- Exercise
Transcribe the listing exactly, leaving out every picture.

Dataset entries
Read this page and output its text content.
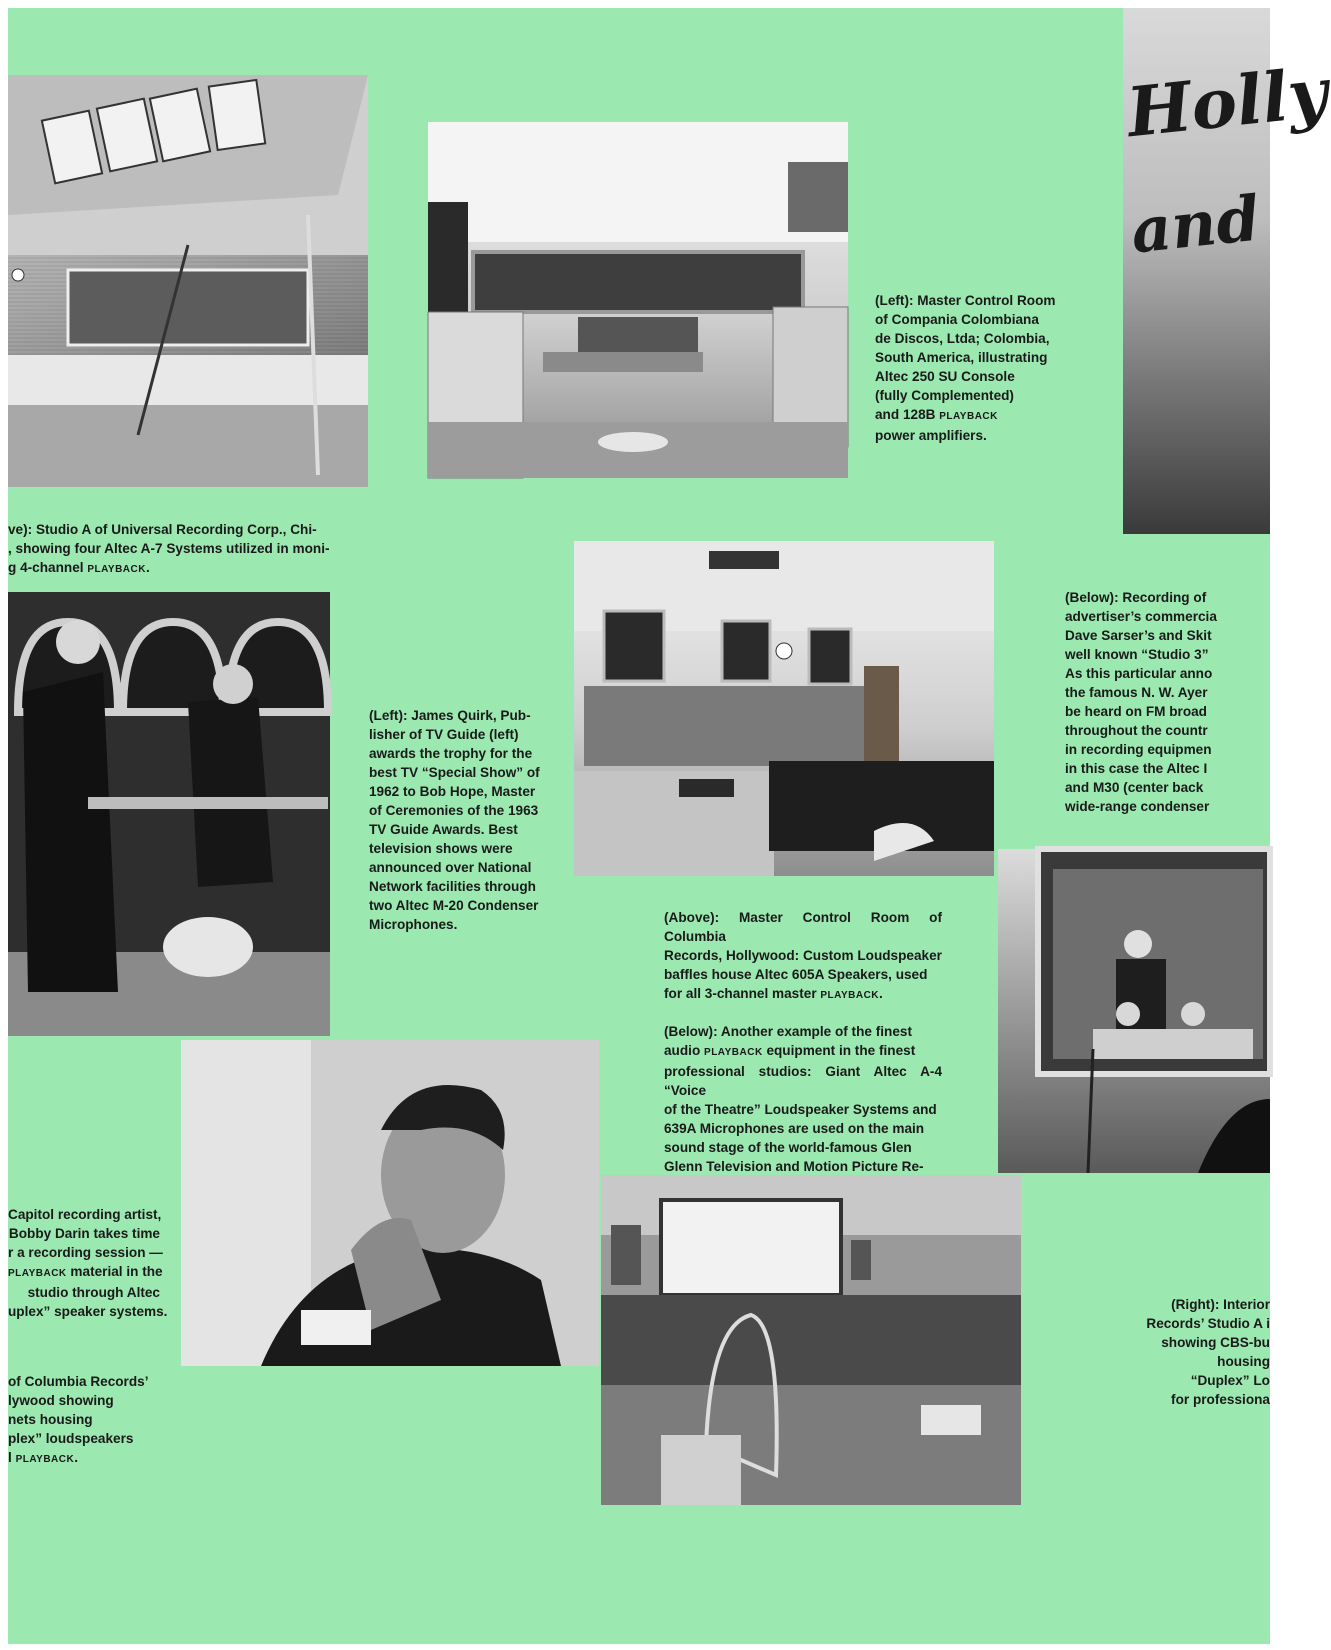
Holly
and

(Left): Master Control Room

of Compania Colombiana

de Discos, Ltda; Colombia,

South America, illustrating

Altec 250 SU Console

(fully Complemented)

and 128B PLAYBACK

power amplifiers.

ve): Studio A of Universal Recording Corp., Chi-

, showing four Altec A-7 Systems utilized in moni-

g 4-channel PLAYBACK.

(Left): James Quirk, Pub-

lisher of TV Guide (left)

awards the trophy for the

best TV “Special Show” of

1962 to Bob Hope, Master

of Ceremonies of the 1963

TV Guide Awards. Best

television shows were

announced over National

Network facilities through

two Altec M-20 Condenser

Microphones.

(Below): Recording of

advertiser’s commercia

Dave Sarser’s and Skit

well known “Studio 3”

As this particular anno

the famous N. W. Ayer

be heard on FM broad

throughout the countr

in recording equipmen

in this case the Altec I

and M30 (center back

wide-range condenser

(Above): Master Control Room of Columbia

Records, Hollywood: Custom Loudspeaker

baffles house Altec 605A Speakers, used

for all 3-channel master PLAYBACK.

(Below): Another example of the finest

audio PLAYBACK equipment in the finest

professional studios: Giant Altec A-4 “Voice

of the Theatre” Loudspeaker Systems and

639A Microphones are used on the main

sound stage of the world-famous Glen

Glenn Television and Motion Picture Re-

Capitol recording artist,

Bobby Darin takes time

r a recording session —

PLAYBACK material in the

studio through Altec

uplex” speaker systems.

of Columbia Records’

lywood showing

nets housing

plex” loudspeakers

l PLAYBACK.

(Right): Interior

Records’ Studio A i

showing CBS-bu

housing

“Duplex” Lo

for professiona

- Task solution
Read this page and output its text content.
Holly
and

(Left): Master Control Room

of Compania Colombiana

de Discos, Ltda; Colombia,

South America, illustrating

Altec 250 SU Console

(fully Complemented)

and 128B PLAYBACK

power amplifiers.

ve): Studio A of Universal Recording Corp., Chi-

, showing four Altec A-7 Systems utilized in moni-

g 4-channel PLAYBACK.

(Left): James Quirk, Pub-

lisher of TV Guide (left)

awards the trophy for the

best TV “Special Show” of

1962 to Bob Hope, Master

of Ceremonies of the 1963

TV Guide Awards. Best

television shows were

announced over National

Network facilities through

two Altec M-20 Condenser

Microphones.

(Below): Recording of

advertiser’s commercia

Dave Sarser’s and Skit

well known “Studio 3”

As this particular anno

the famous N. W. Ayer

be heard on FM broad

throughout the countr

in recording equipmen

in this case the Altec I

and M30 (center back

wide-range condenser

(Above): Master Control Room of Columbia

Records, Hollywood: Custom Loudspeaker

baffles house Altec 605A Speakers, used

for all 3-channel master PLAYBACK.

(Below): Another example of the finest

audio PLAYBACK equipment in the finest

professional studios: Giant Altec A-4 “Voice

of the Theatre” Loudspeaker Systems and

639A Microphones are used on the main

sound stage of the world-famous Glen

Glenn Television and Motion Picture Re-

Capitol recording artist,

Bobby Darin takes time

r a recording session —

PLAYBACK material in the

studio through Altec

uplex” speaker systems.

of Columbia Records’

lywood showing

nets housing

plex” loudspeakers

l PLAYBACK.

(Right): Interior

Records’ Studio A i

showing CBS-bu

housing

“Duplex” Lo

for professiona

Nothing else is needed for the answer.